» **Records provided**
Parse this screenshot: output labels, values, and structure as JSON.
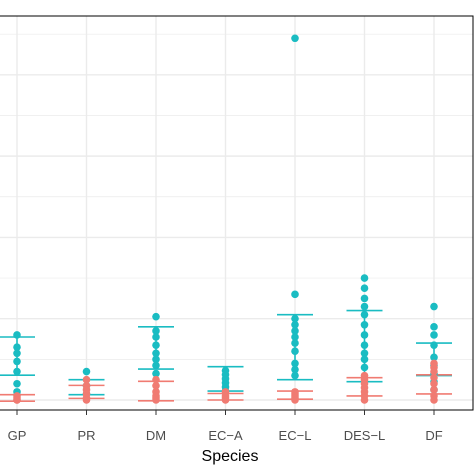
{
  "chart_data": {
    "type": "scatter",
    "xlabel": "Species",
    "ylabel": "",
    "categories": [
      "GP",
      "PR",
      "DM",
      "EC−A",
      "EC−L",
      "DES−L",
      "DF"
    ],
    "ylim": [
      0,
      9.3
    ],
    "grid": true,
    "legend": "none",
    "colors": {
      "teal": "#1ABCC2",
      "salmon": "#F07B72",
      "grid": "#EBEBEB",
      "border": "#000000"
    },
    "series": [
      {
        "color": "#1ABCC2",
        "points": {
          "GP": [
            1.6,
            1.3,
            1.15,
            0.95,
            0.7,
            0.4,
            0.2
          ],
          "PR": [
            0.7,
            0.35,
            0.15
          ],
          "DM": [
            2.05,
            1.7,
            1.55,
            1.35,
            1.15,
            1.0,
            0.85,
            0.65
          ],
          "EC−A": [
            0.72,
            0.62,
            0.52,
            0.42,
            0.32,
            0.22
          ],
          "EC−L": [
            8.9,
            2.6,
            2.0,
            1.85,
            1.7,
            1.55,
            1.4,
            1.2,
            0.9,
            0.75,
            0.6
          ],
          "DES−L": [
            3.0,
            2.75,
            2.5,
            2.3,
            2.1,
            1.85,
            1.6,
            1.35,
            1.15,
            1.0,
            0.8
          ],
          "DF": [
            2.3,
            1.8,
            1.6,
            1.35,
            1.05,
            0.85,
            0.65,
            0.45,
            0.25
          ]
        },
        "mean": {
          "GP": 1.08,
          "PR": 0.33,
          "DM": 1.28,
          "EC−A": 0.52,
          "EC−L": 1.3,
          "DES−L": 1.32,
          "DF": 1.0
        },
        "error_bars": {
          "GP": [
            0.61,
            1.55
          ],
          "PR": [
            0.13,
            0.5
          ],
          "DM": [
            0.76,
            1.8
          ],
          "EC−A": [
            0.22,
            0.82
          ],
          "EC−L": [
            0.5,
            2.1
          ],
          "DES−L": [
            0.45,
            2.2
          ],
          "DF": [
            0.6,
            1.4
          ]
        }
      },
      {
        "color": "#F07B72",
        "points": {
          "GP": [
            0.1,
            0.05,
            0.0,
            0.0
          ],
          "PR": [
            0.5,
            0.35,
            0.25,
            0.15,
            0.05,
            0.0
          ],
          "DM": [
            0.5,
            0.35,
            0.2,
            0.1,
            0.05,
            0.0
          ],
          "EC−A": [
            0.2,
            0.1,
            0.05,
            0.0
          ],
          "EC−L": [
            0.2,
            0.15,
            0.1,
            0.05,
            0.0
          ],
          "DES−L": [
            0.6,
            0.5,
            0.4,
            0.3,
            0.2,
            0.1,
            0.0
          ],
          "DF": [
            0.9,
            0.8,
            0.7,
            0.55,
            0.4,
            0.25,
            0.1,
            0.0
          ]
        },
        "mean": {
          "GP": 0.05,
          "PR": 0.2,
          "DM": 0.22,
          "EC−A": 0.08,
          "EC−L": 0.12,
          "DES−L": 0.32,
          "DF": 0.38
        },
        "error_bars": {
          "GP": [
            -0.03,
            0.13
          ],
          "PR": [
            0.04,
            0.36
          ],
          "DM": [
            -0.02,
            0.46
          ],
          "EC−A": [
            0.0,
            0.16
          ],
          "EC−L": [
            0.02,
            0.22
          ],
          "DES−L": [
            0.1,
            0.55
          ],
          "DF": [
            0.15,
            0.62
          ]
        }
      }
    ]
  }
}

» **The exercise**
Take the data above and repeat it exactly, leaving each picture out.

» **Finished task**
Parse this screenshot: output labels, values, and structure as JSON.
{
  "chart_data": {
    "type": "scatter",
    "xlabel": "Species",
    "ylabel": "",
    "categories": [
      "GP",
      "PR",
      "DM",
      "EC−A",
      "EC−L",
      "DES−L",
      "DF"
    ],
    "ylim": [
      0,
      9.3
    ],
    "grid": true,
    "legend": "none",
    "colors": {
      "teal": "#1ABCC2",
      "salmon": "#F07B72",
      "grid": "#EBEBEB",
      "border": "#000000"
    },
    "series": [
      {
        "color": "#1ABCC2",
        "points": {
          "GP": [
            1.6,
            1.3,
            1.15,
            0.95,
            0.7,
            0.4,
            0.2
          ],
          "PR": [
            0.7,
            0.35,
            0.15
          ],
          "DM": [
            2.05,
            1.7,
            1.55,
            1.35,
            1.15,
            1.0,
            0.85,
            0.65
          ],
          "EC−A": [
            0.72,
            0.62,
            0.52,
            0.42,
            0.32,
            0.22
          ],
          "EC−L": [
            8.9,
            2.6,
            2.0,
            1.85,
            1.7,
            1.55,
            1.4,
            1.2,
            0.9,
            0.75,
            0.6
          ],
          "DES−L": [
            3.0,
            2.75,
            2.5,
            2.3,
            2.1,
            1.85,
            1.6,
            1.35,
            1.15,
            1.0,
            0.8
          ],
          "DF": [
            2.3,
            1.8,
            1.6,
            1.35,
            1.05,
            0.85,
            0.65,
            0.45,
            0.25
          ]
        },
        "mean": {
          "GP": 1.08,
          "PR": 0.33,
          "DM": 1.28,
          "EC−A": 0.52,
          "EC−L": 1.3,
          "DES−L": 1.32,
          "DF": 1.0
        },
        "error_bars": {
          "GP": [
            0.61,
            1.55
          ],
          "PR": [
            0.13,
            0.5
          ],
          "DM": [
            0.76,
            1.8
          ],
          "EC−A": [
            0.22,
            0.82
          ],
          "EC−L": [
            0.5,
            2.1
          ],
          "DES−L": [
            0.45,
            2.2
          ],
          "DF": [
            0.6,
            1.4
          ]
        }
      },
      {
        "color": "#F07B72",
        "points": {
          "GP": [
            0.1,
            0.05,
            0.0,
            0.0
          ],
          "PR": [
            0.5,
            0.35,
            0.25,
            0.15,
            0.05,
            0.0
          ],
          "DM": [
            0.5,
            0.35,
            0.2,
            0.1,
            0.05,
            0.0
          ],
          "EC−A": [
            0.2,
            0.1,
            0.05,
            0.0
          ],
          "EC−L": [
            0.2,
            0.15,
            0.1,
            0.05,
            0.0
          ],
          "DES−L": [
            0.6,
            0.5,
            0.4,
            0.3,
            0.2,
            0.1,
            0.0
          ],
          "DF": [
            0.9,
            0.8,
            0.7,
            0.55,
            0.4,
            0.25,
            0.1,
            0.0
          ]
        },
        "mean": {
          "GP": 0.05,
          "PR": 0.2,
          "DM": 0.22,
          "EC−A": 0.08,
          "EC−L": 0.12,
          "DES−L": 0.32,
          "DF": 0.38
        },
        "error_bars": {
          "GP": [
            -0.03,
            0.13
          ],
          "PR": [
            0.04,
            0.36
          ],
          "DM": [
            -0.02,
            0.46
          ],
          "EC−A": [
            0.0,
            0.16
          ],
          "EC−L": [
            0.02,
            0.22
          ],
          "DES−L": [
            0.1,
            0.55
          ],
          "DF": [
            0.15,
            0.62
          ]
        }
      }
    ]
  }
}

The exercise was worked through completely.